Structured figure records
_ _ _ _ _ _ _

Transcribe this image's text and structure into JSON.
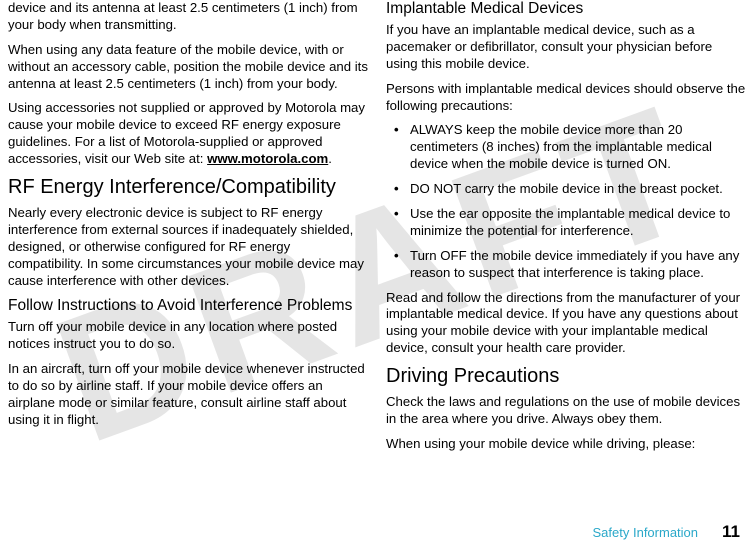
{
  "watermark": "DRAFT",
  "left": {
    "p1": "device and its antenna at least 2.5 centimeters (1 inch) from your body when transmitting.",
    "p2": "When using any data feature of the mobile device, with or without an accessory cable, position the mobile device and its antenna at least 2.5 centimeters (1 inch) from your body.",
    "p3a": "Using accessories not supplied or approved by Motorola may cause your mobile device to exceed RF energy exposure guidelines. For a list of Motorola-supplied or approved accessories, visit our Web site at: ",
    "p3link": "www.motorola.com",
    "p3b": ".",
    "h2": "RF Energy Interference/Compatibility",
    "p4": "Nearly every electronic device is subject to RF energy interference from external sources if inadequately shielded, designed, or otherwise configured for RF energy compatibility. In some circumstances your mobile device may cause interference with other devices.",
    "h3": "Follow Instructions to Avoid Interference Problems",
    "p5": "Turn off your mobile device in any location where posted notices instruct you to do so.",
    "p6": "In an aircraft, turn off your mobile device whenever instructed to do so by airline staff. If your mobile device offers an airplane mode or similar feature, consult airline staff about using it in flight."
  },
  "right": {
    "h3a": "Implantable Medical Devices",
    "p1": "If you have an implantable medical device, such as a pacemaker or defibrillator, consult your physician before using this mobile device.",
    "p2": "Persons with implantable medical devices should observe the following precautions:",
    "li1": "ALWAYS keep the mobile device more than 20 centimeters (8 inches) from the implantable medical device when the mobile device is turned ON.",
    "li2": "DO NOT carry the mobile device in the breast pocket.",
    "li3": "Use the ear opposite the implantable medical device to minimize the potential for interference.",
    "li4": "Turn OFF the mobile device immediately if you have any reason to suspect that interference is taking place.",
    "p3": "Read and follow the directions from the manufacturer of your implantable medical device. If you have any questions about using your mobile device with your implantable medical device, consult your health care provider.",
    "h2": "Driving Precautions",
    "p4": "Check the laws and regulations on the use of mobile devices in the area where you drive. Always obey them.",
    "p5": "When using your mobile device while driving, please:"
  },
  "footer": {
    "label": "Safety Information",
    "page": "11"
  }
}
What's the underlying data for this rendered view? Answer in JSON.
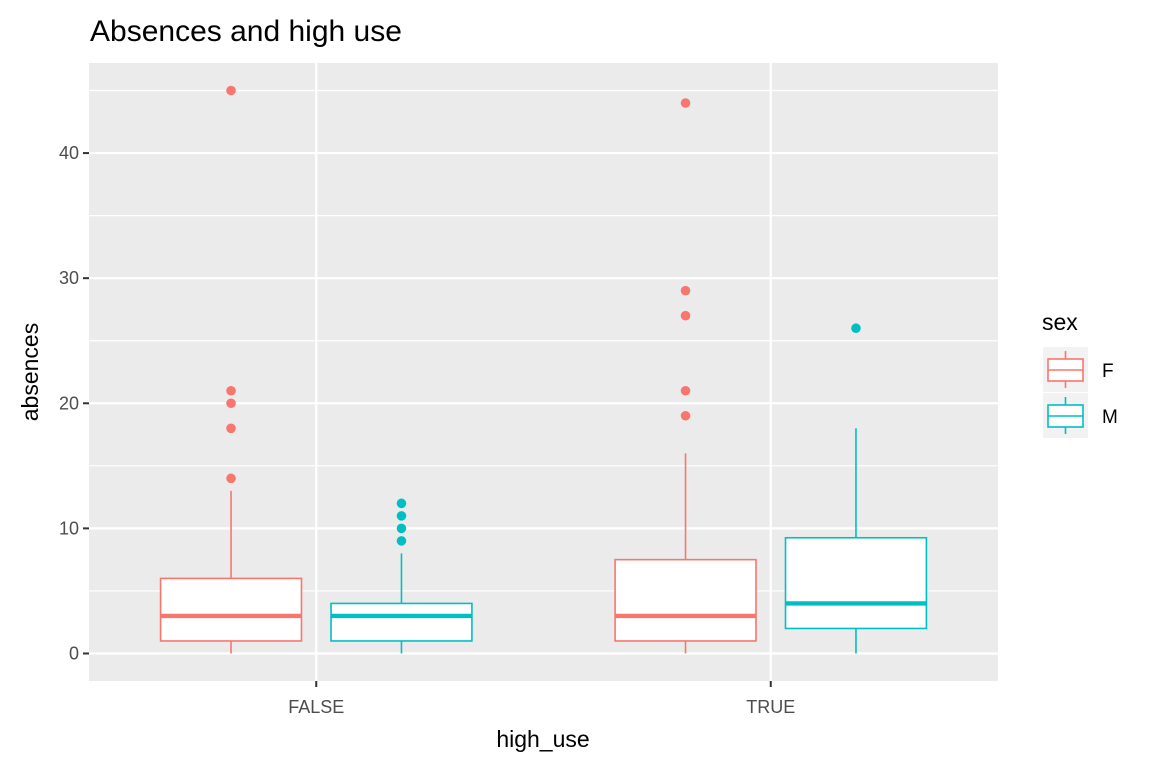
{
  "chart_data": {
    "type": "boxplot",
    "title": "Absences and high use",
    "xlabel": "high_use",
    "ylabel": "absences",
    "categories": [
      "FALSE",
      "TRUE"
    ],
    "ylim": [
      -2.2,
      47.2
    ],
    "yticks": [
      0,
      10,
      20,
      30,
      40
    ],
    "grid": true,
    "legend": {
      "title": "sex",
      "position": "right"
    },
    "series": [
      {
        "name": "F",
        "color": "#F8766D",
        "boxes": [
          {
            "category": "FALSE",
            "lower_whisker": 0,
            "q1": 1,
            "median": 3,
            "q3": 6,
            "upper_whisker": 13,
            "outliers": [
              14,
              18,
              20,
              21,
              45
            ]
          },
          {
            "category": "TRUE",
            "lower_whisker": 0,
            "q1": 1,
            "median": 3,
            "q3": 7.5,
            "upper_whisker": 16,
            "outliers": [
              19,
              21,
              27,
              29,
              44
            ]
          }
        ]
      },
      {
        "name": "M",
        "color": "#00BFC4",
        "boxes": [
          {
            "category": "FALSE",
            "lower_whisker": 0,
            "q1": 1,
            "median": 3,
            "q3": 4,
            "upper_whisker": 8,
            "outliers": [
              9,
              10,
              11,
              12
            ]
          },
          {
            "category": "TRUE",
            "lower_whisker": 0,
            "q1": 2,
            "median": 4,
            "q3": 9.25,
            "upper_whisker": 18,
            "outliers": [
              26
            ]
          }
        ]
      }
    ]
  }
}
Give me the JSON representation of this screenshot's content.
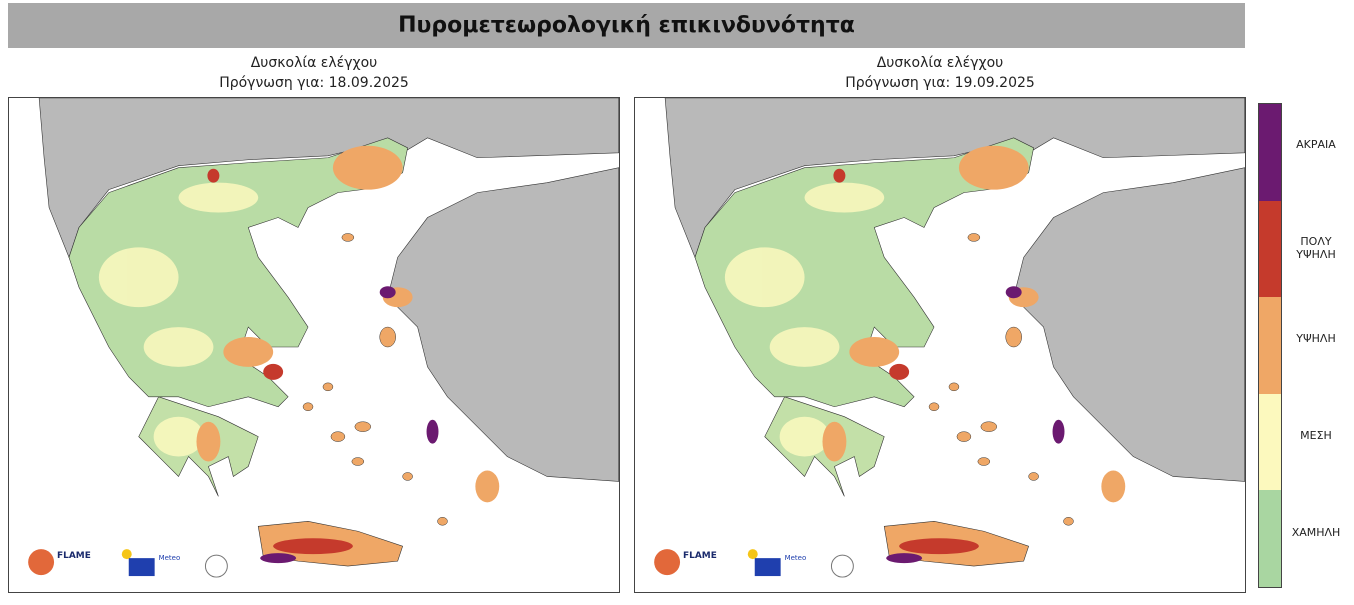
{
  "title": "Πυρομετεωρολογική επικινδυνότητα",
  "maps": [
    {
      "subtitle": "Δυσκολία ελέγχου",
      "forecast": "Πρόγνωση για: 18.09.2025"
    },
    {
      "subtitle": "Δυσκολία ελέγχου",
      "forecast": "Πρόγνωση για: 19.09.2025"
    }
  ],
  "legend": {
    "levels": [
      {
        "label": "ΑΚΡΑΙΑ",
        "color": "#6b1a70"
      },
      {
        "label": "ΠΟΛΥ ΥΨΗΛΗ",
        "color": "#c53a2c"
      },
      {
        "label": "ΥΨΗΛΗ",
        "color": "#efa766"
      },
      {
        "label": "ΜΕΣΗ",
        "color": "#fcf9be"
      },
      {
        "label": "ΧΑΜΗΛΗ",
        "color": "#a9d6a1"
      }
    ]
  },
  "logos": [
    "FLAME",
    "Meteo"
  ]
}
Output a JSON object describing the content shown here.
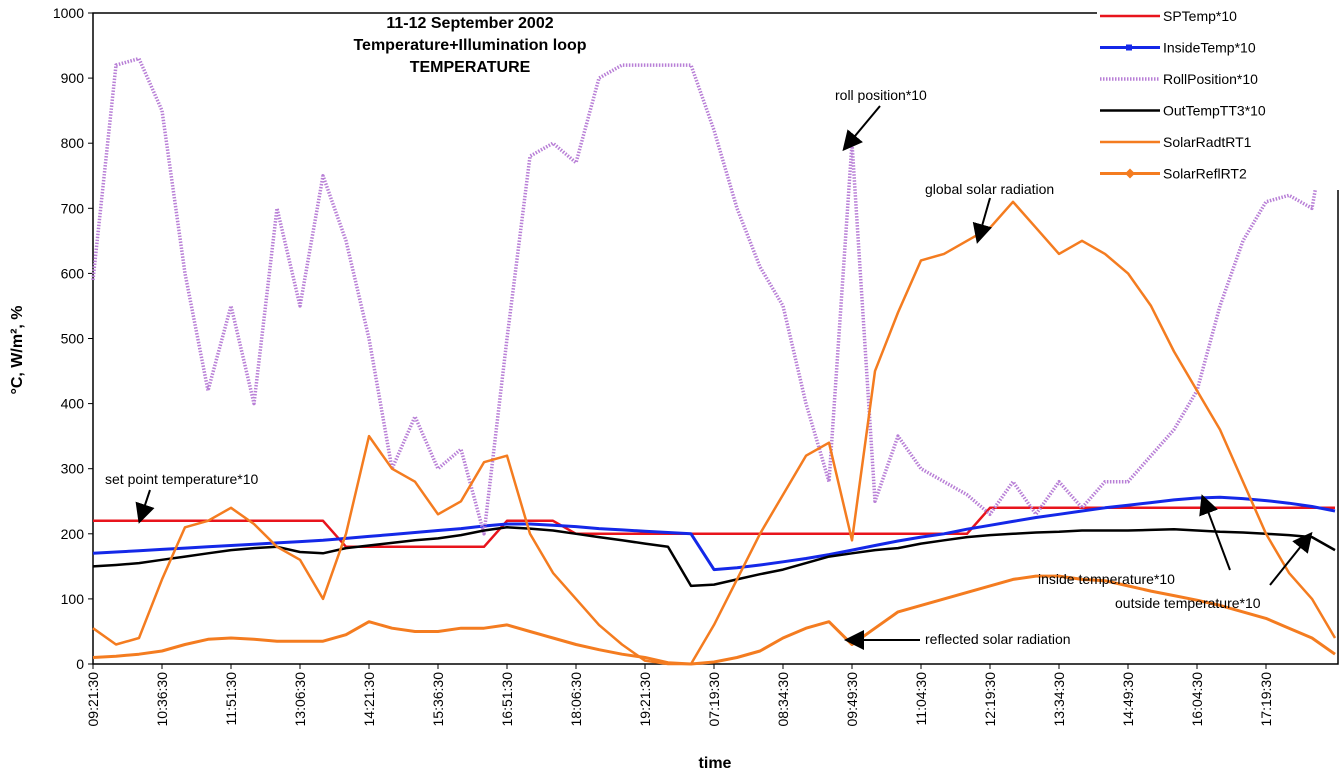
{
  "chart_data": {
    "type": "line",
    "title": [
      "11-12 September 2002",
      "Temperature+Illumination loop",
      "TEMPERATURE"
    ],
    "x_label": "time",
    "y_label": "°C, W/m², %",
    "categories": [
      "09:21:30",
      null,
      null,
      "10:36:30",
      null,
      null,
      "11:51:30",
      null,
      null,
      "13:06:30",
      null,
      null,
      "14:21:30",
      null,
      null,
      "15:36:30",
      null,
      null,
      "16:51:30",
      null,
      null,
      "18:06:30",
      null,
      null,
      "19:21:30",
      null,
      null,
      "07:19:30",
      null,
      null,
      "08:34:30",
      null,
      null,
      "09:49:30",
      null,
      null,
      "11:04:30",
      null,
      null,
      "12:19:30",
      null,
      null,
      "13:34:30",
      null,
      null,
      "14:49:30",
      null,
      null,
      "16:04:30",
      null,
      null,
      "17:19:30",
      null,
      null,
      null
    ],
    "ylim": [
      0,
      1000
    ],
    "yticks": [
      0,
      100,
      200,
      300,
      400,
      500,
      600,
      700,
      800,
      900,
      1000
    ],
    "legend": "top-right",
    "series": [
      {
        "name": "SPTemp*10",
        "color": "#e8141c",
        "values": [
          220,
          220,
          220,
          220,
          220,
          220,
          220,
          220,
          220,
          220,
          220,
          180,
          180,
          180,
          180,
          180,
          180,
          180,
          220,
          220,
          220,
          200,
          200,
          200,
          200,
          200,
          200,
          200,
          200,
          200,
          200,
          200,
          200,
          200,
          200,
          200,
          200,
          200,
          200,
          240,
          240,
          240,
          240,
          240,
          240,
          240,
          240,
          240,
          240,
          240,
          240,
          240,
          240,
          240,
          240
        ]
      },
      {
        "name": "InsideTemp*10",
        "color": "#1428e8",
        "marker": "square",
        "values": [
          170,
          172,
          174,
          176,
          178,
          180,
          182,
          184,
          186,
          188,
          190,
          193,
          196,
          199,
          202,
          205,
          208,
          212,
          215,
          215,
          213,
          211,
          208,
          206,
          204,
          202,
          200,
          145,
          148,
          152,
          157,
          162,
          168,
          175,
          182,
          189,
          195,
          200,
          207,
          213,
          219,
          225,
          230,
          235,
          240,
          244,
          248,
          252,
          255,
          256,
          254,
          251,
          247,
          242,
          235
        ]
      },
      {
        "name": "RollPosition*10",
        "color": "#b87fd6",
        "values": [
          590,
          920,
          930,
          850,
          600,
          420,
          550,
          400,
          700,
          550,
          750,
          650,
          500,
          300,
          380,
          300,
          330,
          200,
          500,
          780,
          800,
          770,
          900,
          920,
          920,
          920,
          920,
          820,
          700,
          610,
          550,
          400,
          280,
          800,
          250,
          350,
          300,
          280,
          260,
          230,
          280,
          230,
          280,
          240,
          280,
          280,
          320,
          360,
          420,
          550,
          650,
          710,
          720,
          700,
          900
        ]
      },
      {
        "name": "OutTempTT3*10",
        "color": "#000000",
        "values": [
          150,
          152,
          155,
          160,
          165,
          170,
          175,
          178,
          180,
          172,
          170,
          178,
          182,
          186,
          190,
          193,
          198,
          205,
          210,
          208,
          205,
          200,
          195,
          190,
          185,
          180,
          120,
          122,
          130,
          138,
          145,
          155,
          165,
          170,
          175,
          178,
          185,
          190,
          195,
          198,
          200,
          202,
          203,
          205,
          205,
          205,
          206,
          207,
          205,
          203,
          202,
          200,
          198,
          195,
          175
        ]
      },
      {
        "name": "SolarRadtRT1",
        "color": "#f47c20",
        "values": [
          55,
          30,
          40,
          130,
          210,
          220,
          240,
          215,
          180,
          160,
          100,
          200,
          350,
          300,
          280,
          230,
          250,
          310,
          320,
          200,
          140,
          100,
          60,
          30,
          5,
          0,
          0,
          60,
          130,
          200,
          260,
          320,
          340,
          190,
          450,
          540,
          620,
          630,
          650,
          670,
          710,
          670,
          630,
          650,
          630,
          600,
          550,
          480,
          420,
          360,
          280,
          200,
          140,
          100,
          40
        ]
      },
      {
        "name": "SolarReflRT2",
        "color": "#f47c20",
        "marker": "diamond",
        "values": [
          10,
          12,
          15,
          20,
          30,
          38,
          40,
          38,
          35,
          35,
          35,
          45,
          65,
          55,
          50,
          50,
          55,
          55,
          60,
          50,
          40,
          30,
          22,
          15,
          10,
          2,
          0,
          3,
          10,
          20,
          40,
          55,
          65,
          30,
          55,
          80,
          90,
          100,
          110,
          120,
          130,
          135,
          135,
          130,
          128,
          120,
          112,
          105,
          98,
          90,
          80,
          70,
          55,
          40,
          15
        ]
      }
    ],
    "annotations": [
      "roll position*10",
      "global solar radiation",
      "set point temperature*10",
      "inside temperature*10",
      "outside temperature*10",
      "reflected solar radiation"
    ]
  }
}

_ _ _ _ _ _ _

#### TASK TO CARRY OUT
Your answer should be a single number: how many lines of the material contain the word "where".

#### WRITTEN SOLUTION
2